**What you have to do:**
Exact reproduction of the data is required, with images excluded.

**Given data:**

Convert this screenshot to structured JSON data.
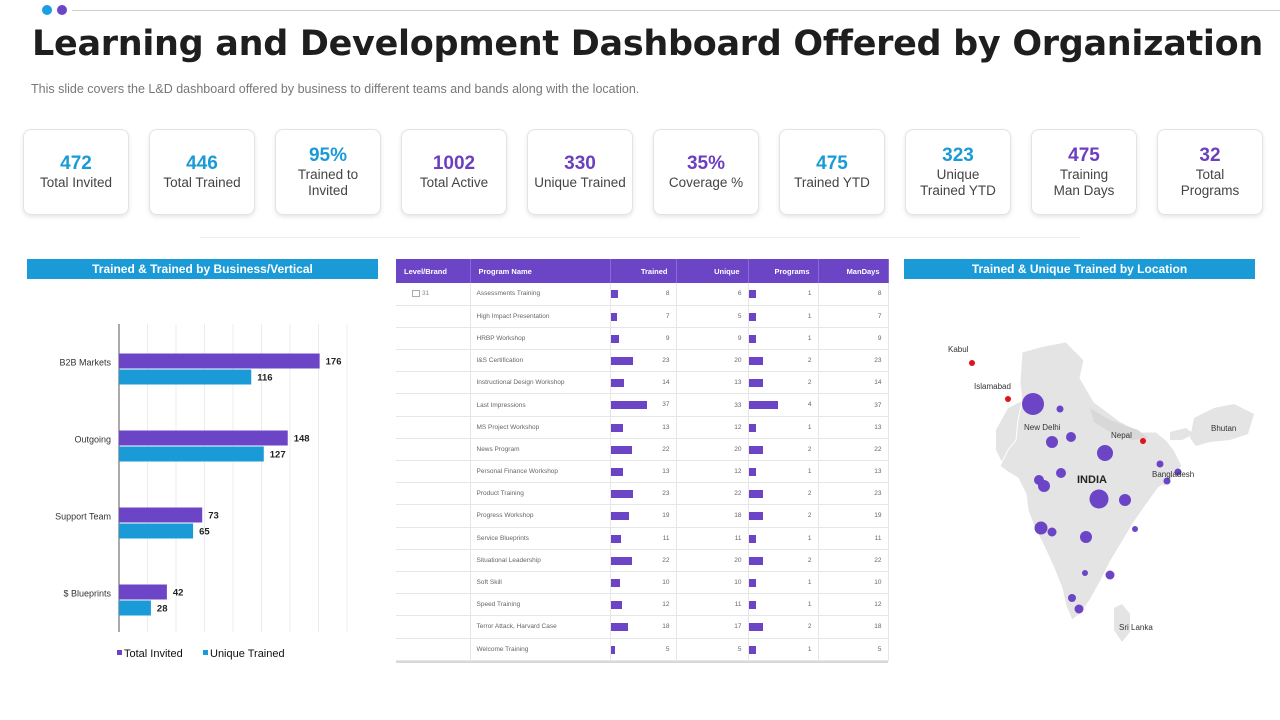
{
  "header": {
    "title": "Learning and Development Dashboard Offered by Organization",
    "subtitle": "This slide covers the L&D dashboard offered  by business to different  teams and bands along with the location."
  },
  "kpis": [
    {
      "value": "472",
      "label": "Total Invited",
      "color": "#1a9bd8"
    },
    {
      "value": "446",
      "label": "Total Trained",
      "color": "#1a9bd8"
    },
    {
      "value": "95%",
      "label": "Trained  to\nInvited",
      "color": "#1a9bd8"
    },
    {
      "value": "1002",
      "label": "Total Active",
      "color": "#6b3fbf"
    },
    {
      "value": "330",
      "label": "Unique Trained",
      "color": "#6b3fbf"
    },
    {
      "value": "35%",
      "label": "Coverage  %",
      "color": "#6b3fbf"
    },
    {
      "value": "475",
      "label": "Trained  YTD",
      "color": "#1a9bd8"
    },
    {
      "value": "323",
      "label": "Unique\nTrained  YTD",
      "color": "#1a9bd8"
    },
    {
      "value": "475",
      "label": "Training\nMan Days",
      "color": "#6b3fbf"
    },
    {
      "value": "32",
      "label": "Total\nPrograms",
      "color": "#6b3fbf"
    }
  ],
  "left_panel": {
    "title": "Trained & Trained by Business/Vertical"
  },
  "right_panel": {
    "title": "Trained & Unique Trained by Location"
  },
  "chart_data": {
    "type": "bar",
    "orientation": "horizontal",
    "categories": [
      "B2B Markets",
      "Outgoing",
      "Support Team",
      "$ Blueprints"
    ],
    "series": [
      {
        "name": "Total Invited",
        "color": "#6b45c6",
        "values": [
          176,
          148,
          73,
          42
        ]
      },
      {
        "name": "Unique Trained",
        "color": "#1a9bd8",
        "values": [
          116,
          127,
          65,
          28
        ]
      }
    ],
    "title": "Trained & Trained by Business/Vertical",
    "xlim": [
      0,
      200
    ],
    "legend": "bottom"
  },
  "table": {
    "headers": {
      "level": "Level/Brand",
      "program": "Program Name",
      "trained": "Trained",
      "unique": "Unique",
      "programs": "Programs",
      "mandays": "ManDays"
    },
    "level_value": "31",
    "bar_color": "#6b45c6",
    "trained_max": 37,
    "programs_max": 4,
    "rows": [
      {
        "name": "Assessments Training",
        "trained": 8,
        "unique": 6,
        "programs": 1,
        "mandays": 8
      },
      {
        "name": "High Impact Presentation",
        "trained": 7,
        "unique": 5,
        "programs": 1,
        "mandays": 7
      },
      {
        "name": "HRBP Workshop",
        "trained": 9,
        "unique": 9,
        "programs": 1,
        "mandays": 9
      },
      {
        "name": "I&S Certification",
        "trained": 23,
        "unique": 20,
        "programs": 2,
        "mandays": 23
      },
      {
        "name": "Instructional Design Workshop",
        "trained": 14,
        "unique": 13,
        "programs": 2,
        "mandays": 14
      },
      {
        "name": "Last Impressions",
        "trained": 37,
        "unique": 33,
        "programs": 4,
        "mandays": 37
      },
      {
        "name": "MS Project Workshop",
        "trained": 13,
        "unique": 12,
        "programs": 1,
        "mandays": 13
      },
      {
        "name": "News Program",
        "trained": 22,
        "unique": 20,
        "programs": 2,
        "mandays": 22
      },
      {
        "name": "Personal Finance Workshop",
        "trained": 13,
        "unique": 12,
        "programs": 1,
        "mandays": 13
      },
      {
        "name": "Product Training",
        "trained": 23,
        "unique": 22,
        "programs": 2,
        "mandays": 23
      },
      {
        "name": "Progress Workshop",
        "trained": 19,
        "unique": 18,
        "programs": 2,
        "mandays": 19
      },
      {
        "name": "Service Blueprints",
        "trained": 11,
        "unique": 11,
        "programs": 1,
        "mandays": 11
      },
      {
        "name": "Situational Leadership",
        "trained": 22,
        "unique": 20,
        "programs": 2,
        "mandays": 22
      },
      {
        "name": "Soft Skill",
        "trained": 10,
        "unique": 10,
        "programs": 1,
        "mandays": 10
      },
      {
        "name": "Speed Training",
        "trained": 12,
        "unique": 11,
        "programs": 1,
        "mandays": 12
      },
      {
        "name": "Terror Attack, Harvard Case",
        "trained": 18,
        "unique": 17,
        "programs": 2,
        "mandays": 18
      },
      {
        "name": "Welcome Training",
        "trained": 5,
        "unique": 5,
        "programs": 1,
        "mandays": 5
      }
    ]
  },
  "map": {
    "labels": {
      "kabul": "Kabul",
      "islamabad": "Islamabad",
      "new_delhi": "New Delhi",
      "nepal": "Nepal",
      "bhutan": "Bhutan",
      "india": "INDIA",
      "bangladesh": "Bangladesh",
      "sri_lanka": "Sri Lanka"
    },
    "marker_color": "#6b45c6",
    "capital_color": "#e0121b",
    "land_color": "#e4e4e4"
  }
}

**Expected answer:**
Convert this screenshot to structured JSON data.
{
  "header": {
    "title": "Learning and Development Dashboard Offered by Organization",
    "subtitle": "This slide covers the L&D dashboard offered  by business to different  teams and bands along with the location."
  },
  "kpis": [
    {
      "value": "472",
      "label": "Total Invited",
      "color": "#1a9bd8"
    },
    {
      "value": "446",
      "label": "Total Trained",
      "color": "#1a9bd8"
    },
    {
      "value": "95%",
      "label": "Trained  to\nInvited",
      "color": "#1a9bd8"
    },
    {
      "value": "1002",
      "label": "Total Active",
      "color": "#6b3fbf"
    },
    {
      "value": "330",
      "label": "Unique Trained",
      "color": "#6b3fbf"
    },
    {
      "value": "35%",
      "label": "Coverage  %",
      "color": "#6b3fbf"
    },
    {
      "value": "475",
      "label": "Trained  YTD",
      "color": "#1a9bd8"
    },
    {
      "value": "323",
      "label": "Unique\nTrained  YTD",
      "color": "#1a9bd8"
    },
    {
      "value": "475",
      "label": "Training\nMan Days",
      "color": "#6b3fbf"
    },
    {
      "value": "32",
      "label": "Total\nPrograms",
      "color": "#6b3fbf"
    }
  ],
  "left_panel": {
    "title": "Trained & Trained by Business/Vertical"
  },
  "right_panel": {
    "title": "Trained & Unique Trained by Location"
  },
  "chart_data": {
    "type": "bar",
    "orientation": "horizontal",
    "categories": [
      "B2B Markets",
      "Outgoing",
      "Support Team",
      "$ Blueprints"
    ],
    "series": [
      {
        "name": "Total Invited",
        "color": "#6b45c6",
        "values": [
          176,
          148,
          73,
          42
        ]
      },
      {
        "name": "Unique Trained",
        "color": "#1a9bd8",
        "values": [
          116,
          127,
          65,
          28
        ]
      }
    ],
    "title": "Trained & Trained by Business/Vertical",
    "xlim": [
      0,
      200
    ],
    "legend": "bottom"
  },
  "table": {
    "headers": {
      "level": "Level/Brand",
      "program": "Program Name",
      "trained": "Trained",
      "unique": "Unique",
      "programs": "Programs",
      "mandays": "ManDays"
    },
    "level_value": "31",
    "bar_color": "#6b45c6",
    "trained_max": 37,
    "programs_max": 4,
    "rows": [
      {
        "name": "Assessments Training",
        "trained": 8,
        "unique": 6,
        "programs": 1,
        "mandays": 8
      },
      {
        "name": "High Impact Presentation",
        "trained": 7,
        "unique": 5,
        "programs": 1,
        "mandays": 7
      },
      {
        "name": "HRBP Workshop",
        "trained": 9,
        "unique": 9,
        "programs": 1,
        "mandays": 9
      },
      {
        "name": "I&S Certification",
        "trained": 23,
        "unique": 20,
        "programs": 2,
        "mandays": 23
      },
      {
        "name": "Instructional Design Workshop",
        "trained": 14,
        "unique": 13,
        "programs": 2,
        "mandays": 14
      },
      {
        "name": "Last Impressions",
        "trained": 37,
        "unique": 33,
        "programs": 4,
        "mandays": 37
      },
      {
        "name": "MS Project Workshop",
        "trained": 13,
        "unique": 12,
        "programs": 1,
        "mandays": 13
      },
      {
        "name": "News Program",
        "trained": 22,
        "unique": 20,
        "programs": 2,
        "mandays": 22
      },
      {
        "name": "Personal Finance Workshop",
        "trained": 13,
        "unique": 12,
        "programs": 1,
        "mandays": 13
      },
      {
        "name": "Product Training",
        "trained": 23,
        "unique": 22,
        "programs": 2,
        "mandays": 23
      },
      {
        "name": "Progress Workshop",
        "trained": 19,
        "unique": 18,
        "programs": 2,
        "mandays": 19
      },
      {
        "name": "Service Blueprints",
        "trained": 11,
        "unique": 11,
        "programs": 1,
        "mandays": 11
      },
      {
        "name": "Situational Leadership",
        "trained": 22,
        "unique": 20,
        "programs": 2,
        "mandays": 22
      },
      {
        "name": "Soft Skill",
        "trained": 10,
        "unique": 10,
        "programs": 1,
        "mandays": 10
      },
      {
        "name": "Speed Training",
        "trained": 12,
        "unique": 11,
        "programs": 1,
        "mandays": 12
      },
      {
        "name": "Terror Attack, Harvard Case",
        "trained": 18,
        "unique": 17,
        "programs": 2,
        "mandays": 18
      },
      {
        "name": "Welcome Training",
        "trained": 5,
        "unique": 5,
        "programs": 1,
        "mandays": 5
      }
    ]
  },
  "map": {
    "labels": {
      "kabul": "Kabul",
      "islamabad": "Islamabad",
      "new_delhi": "New Delhi",
      "nepal": "Nepal",
      "bhutan": "Bhutan",
      "india": "INDIA",
      "bangladesh": "Bangladesh",
      "sri_lanka": "Sri Lanka"
    },
    "marker_color": "#6b45c6",
    "capital_color": "#e0121b",
    "land_color": "#e4e4e4"
  }
}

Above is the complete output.